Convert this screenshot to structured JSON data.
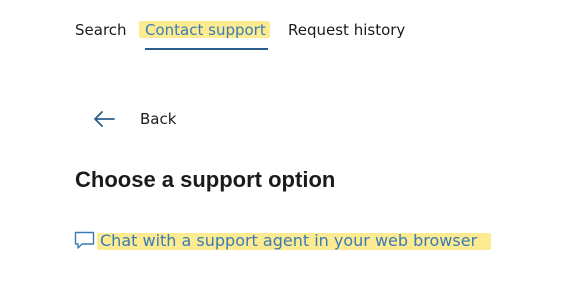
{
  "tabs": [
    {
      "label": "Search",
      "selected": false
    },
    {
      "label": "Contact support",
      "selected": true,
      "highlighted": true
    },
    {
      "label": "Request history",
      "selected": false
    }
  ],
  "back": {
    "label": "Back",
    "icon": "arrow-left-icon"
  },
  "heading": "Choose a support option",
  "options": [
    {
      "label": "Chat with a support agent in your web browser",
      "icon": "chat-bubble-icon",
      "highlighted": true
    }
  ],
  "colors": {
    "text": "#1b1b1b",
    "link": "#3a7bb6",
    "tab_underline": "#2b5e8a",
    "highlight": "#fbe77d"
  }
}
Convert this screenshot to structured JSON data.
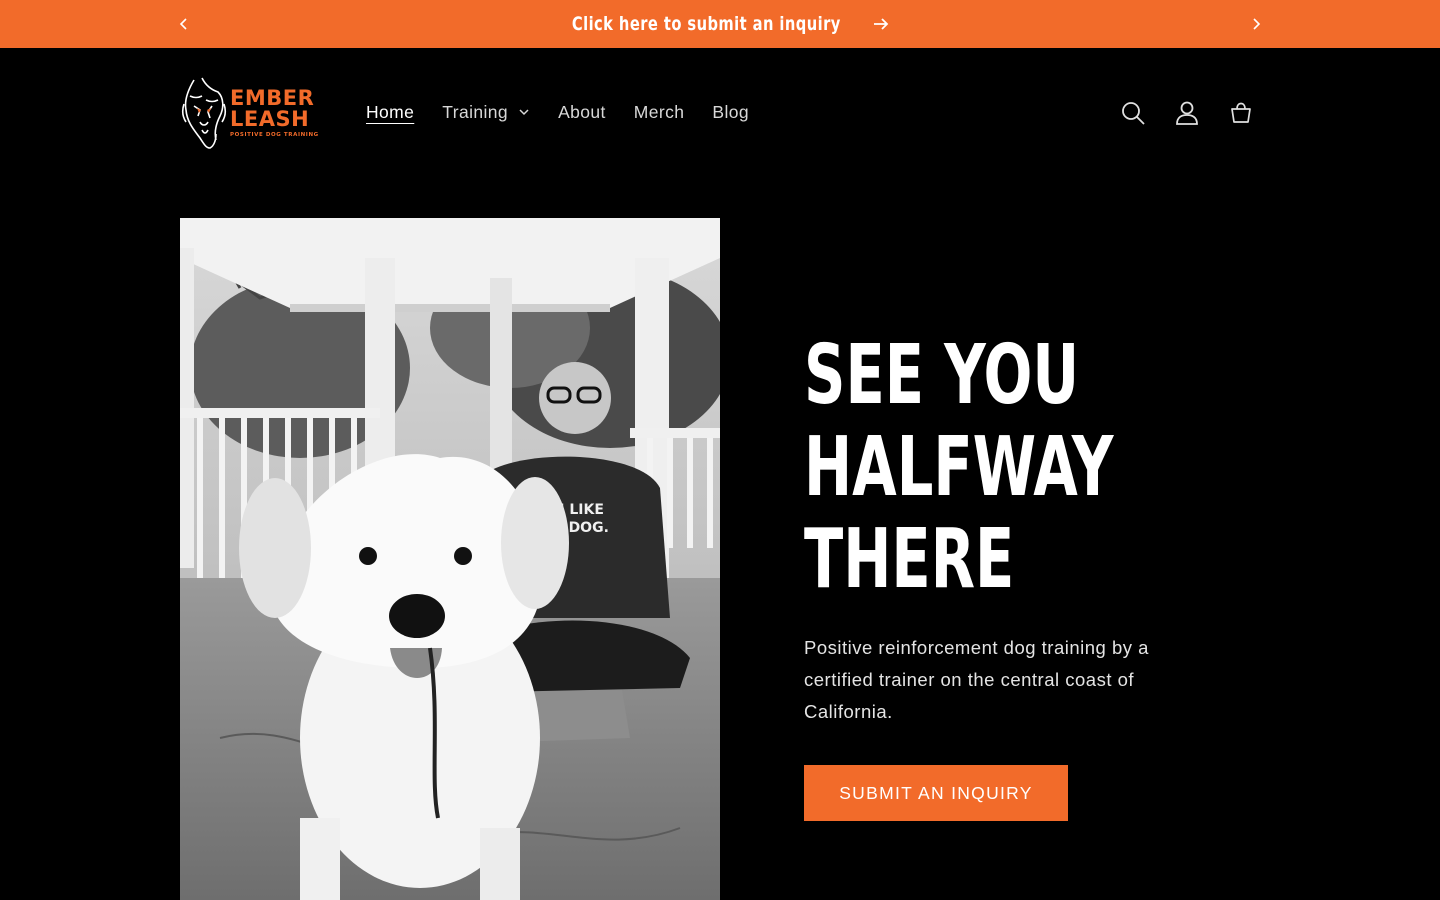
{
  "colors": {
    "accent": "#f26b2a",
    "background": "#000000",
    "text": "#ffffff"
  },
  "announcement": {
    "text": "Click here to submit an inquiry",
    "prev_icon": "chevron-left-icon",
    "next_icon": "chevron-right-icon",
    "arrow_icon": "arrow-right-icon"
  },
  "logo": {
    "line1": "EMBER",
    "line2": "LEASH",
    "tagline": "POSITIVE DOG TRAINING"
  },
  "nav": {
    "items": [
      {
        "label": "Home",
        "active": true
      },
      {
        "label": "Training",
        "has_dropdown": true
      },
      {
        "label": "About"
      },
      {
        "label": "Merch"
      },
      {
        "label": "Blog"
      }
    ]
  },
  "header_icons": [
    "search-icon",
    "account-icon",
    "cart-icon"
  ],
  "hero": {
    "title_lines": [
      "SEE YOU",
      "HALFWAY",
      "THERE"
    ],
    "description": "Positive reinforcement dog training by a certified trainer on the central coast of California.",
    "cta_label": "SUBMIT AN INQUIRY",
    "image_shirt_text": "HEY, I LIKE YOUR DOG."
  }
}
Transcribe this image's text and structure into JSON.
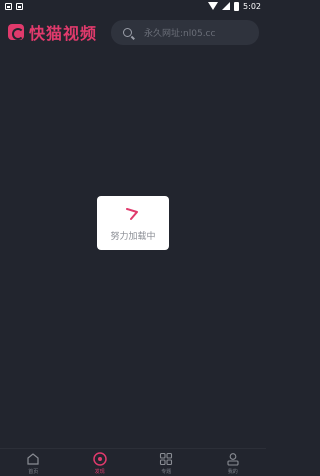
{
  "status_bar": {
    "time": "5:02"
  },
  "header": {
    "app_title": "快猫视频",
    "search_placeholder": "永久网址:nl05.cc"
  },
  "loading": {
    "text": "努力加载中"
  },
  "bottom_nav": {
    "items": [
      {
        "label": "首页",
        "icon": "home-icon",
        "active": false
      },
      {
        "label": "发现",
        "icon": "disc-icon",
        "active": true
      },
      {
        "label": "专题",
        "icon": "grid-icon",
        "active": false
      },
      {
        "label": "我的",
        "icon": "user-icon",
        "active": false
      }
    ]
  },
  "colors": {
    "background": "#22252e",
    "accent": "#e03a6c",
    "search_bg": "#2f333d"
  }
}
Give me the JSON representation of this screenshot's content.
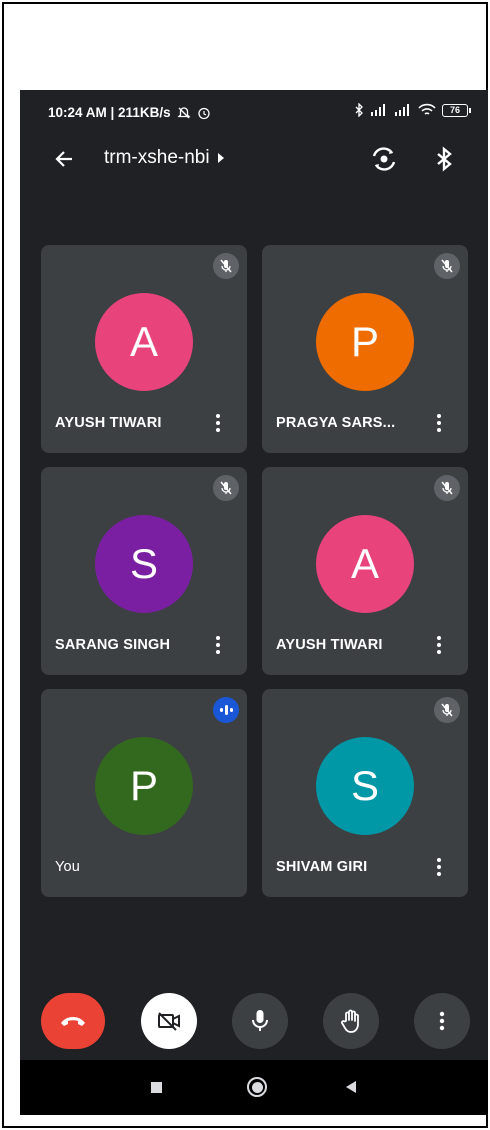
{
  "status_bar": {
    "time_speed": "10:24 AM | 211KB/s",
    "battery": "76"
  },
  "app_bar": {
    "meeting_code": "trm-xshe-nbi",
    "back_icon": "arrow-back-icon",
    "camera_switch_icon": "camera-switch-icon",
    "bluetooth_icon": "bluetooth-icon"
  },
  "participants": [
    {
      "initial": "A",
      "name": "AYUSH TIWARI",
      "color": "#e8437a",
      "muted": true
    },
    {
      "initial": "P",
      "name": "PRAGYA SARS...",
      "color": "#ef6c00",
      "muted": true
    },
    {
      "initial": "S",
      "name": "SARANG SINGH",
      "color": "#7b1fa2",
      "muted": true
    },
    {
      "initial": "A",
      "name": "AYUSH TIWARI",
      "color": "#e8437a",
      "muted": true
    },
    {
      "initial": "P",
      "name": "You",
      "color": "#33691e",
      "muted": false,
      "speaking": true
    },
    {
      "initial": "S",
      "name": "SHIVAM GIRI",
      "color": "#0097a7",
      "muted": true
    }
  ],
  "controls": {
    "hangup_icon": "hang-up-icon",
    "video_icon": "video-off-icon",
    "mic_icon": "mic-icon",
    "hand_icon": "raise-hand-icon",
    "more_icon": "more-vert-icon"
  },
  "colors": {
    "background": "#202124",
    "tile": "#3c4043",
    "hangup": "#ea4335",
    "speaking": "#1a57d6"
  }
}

> YOUR INSTRUCTIONS
Retype each record exactly as it stands, but do not include the pictures.

> SOLUTION FOR THIS PROBLEM
Convert this screenshot to structured JSON data.
{
  "tabs": [
    {
      "label": "Search",
      "selected": false
    },
    {
      "label": "Contact support",
      "selected": true,
      "highlighted": true
    },
    {
      "label": "Request history",
      "selected": false
    }
  ],
  "back": {
    "label": "Back",
    "icon": "arrow-left-icon"
  },
  "heading": "Choose a support option",
  "options": [
    {
      "label": "Chat with a support agent in your web browser",
      "icon": "chat-bubble-icon",
      "highlighted": true
    }
  ],
  "colors": {
    "text": "#1b1b1b",
    "link": "#3a7bb6",
    "tab_underline": "#2b5e8a",
    "highlight": "#fbe77d"
  }
}
Convert this screenshot to structured JSON data.
{
  "colors": {
    "accent": "#f26b2a",
    "background": "#000000",
    "text": "#ffffff"
  },
  "announcement": {
    "text": "Click here to submit an inquiry",
    "prev_icon": "chevron-left-icon",
    "next_icon": "chevron-right-icon",
    "arrow_icon": "arrow-right-icon"
  },
  "logo": {
    "line1": "EMBER",
    "line2": "LEASH",
    "tagline": "POSITIVE DOG TRAINING"
  },
  "nav": {
    "items": [
      {
        "label": "Home",
        "active": true
      },
      {
        "label": "Training",
        "has_dropdown": true
      },
      {
        "label": "About"
      },
      {
        "label": "Merch"
      },
      {
        "label": "Blog"
      }
    ]
  },
  "header_icons": [
    "search-icon",
    "account-icon",
    "cart-icon"
  ],
  "hero": {
    "title_lines": [
      "SEE YOU",
      "HALFWAY",
      "THERE"
    ],
    "description": "Positive reinforcement dog training by a certified trainer on the central coast of California.",
    "cta_label": "SUBMIT AN INQUIRY",
    "image_shirt_text": "HEY, I LIKE YOUR DOG."
  }
}
Transcribe this image's text and structure into JSON.
{
  "status_bar": {
    "time": "5:02"
  },
  "header": {
    "app_title": "快猫视频",
    "search_placeholder": "永久网址:nl05.cc"
  },
  "loading": {
    "text": "努力加载中"
  },
  "bottom_nav": {
    "items": [
      {
        "label": "首页",
        "icon": "home-icon",
        "active": false
      },
      {
        "label": "发现",
        "icon": "disc-icon",
        "active": true
      },
      {
        "label": "专题",
        "icon": "grid-icon",
        "active": false
      },
      {
        "label": "我的",
        "icon": "user-icon",
        "active": false
      }
    ]
  },
  "colors": {
    "background": "#22252e",
    "accent": "#e03a6c",
    "search_bg": "#2f333d"
  }
}
Give me the JSON representation of this screenshot's content.
{
  "status_bar": {
    "time_speed": "10:24 AM | 211KB/s",
    "battery": "76"
  },
  "app_bar": {
    "meeting_code": "trm-xshe-nbi",
    "back_icon": "arrow-back-icon",
    "camera_switch_icon": "camera-switch-icon",
    "bluetooth_icon": "bluetooth-icon"
  },
  "participants": [
    {
      "initial": "A",
      "name": "AYUSH TIWARI",
      "color": "#e8437a",
      "muted": true
    },
    {
      "initial": "P",
      "name": "PRAGYA SARS...",
      "color": "#ef6c00",
      "muted": true
    },
    {
      "initial": "S",
      "name": "SARANG SINGH",
      "color": "#7b1fa2",
      "muted": true
    },
    {
      "initial": "A",
      "name": "AYUSH TIWARI",
      "color": "#e8437a",
      "muted": true
    },
    {
      "initial": "P",
      "name": "You",
      "color": "#33691e",
      "muted": false,
      "speaking": true
    },
    {
      "initial": "S",
      "name": "SHIVAM GIRI",
      "color": "#0097a7",
      "muted": true
    }
  ],
  "controls": {
    "hangup_icon": "hang-up-icon",
    "video_icon": "video-off-icon",
    "mic_icon": "mic-icon",
    "hand_icon": "raise-hand-icon",
    "more_icon": "more-vert-icon"
  },
  "colors": {
    "background": "#202124",
    "tile": "#3c4043",
    "hangup": "#ea4335",
    "speaking": "#1a57d6"
  }
}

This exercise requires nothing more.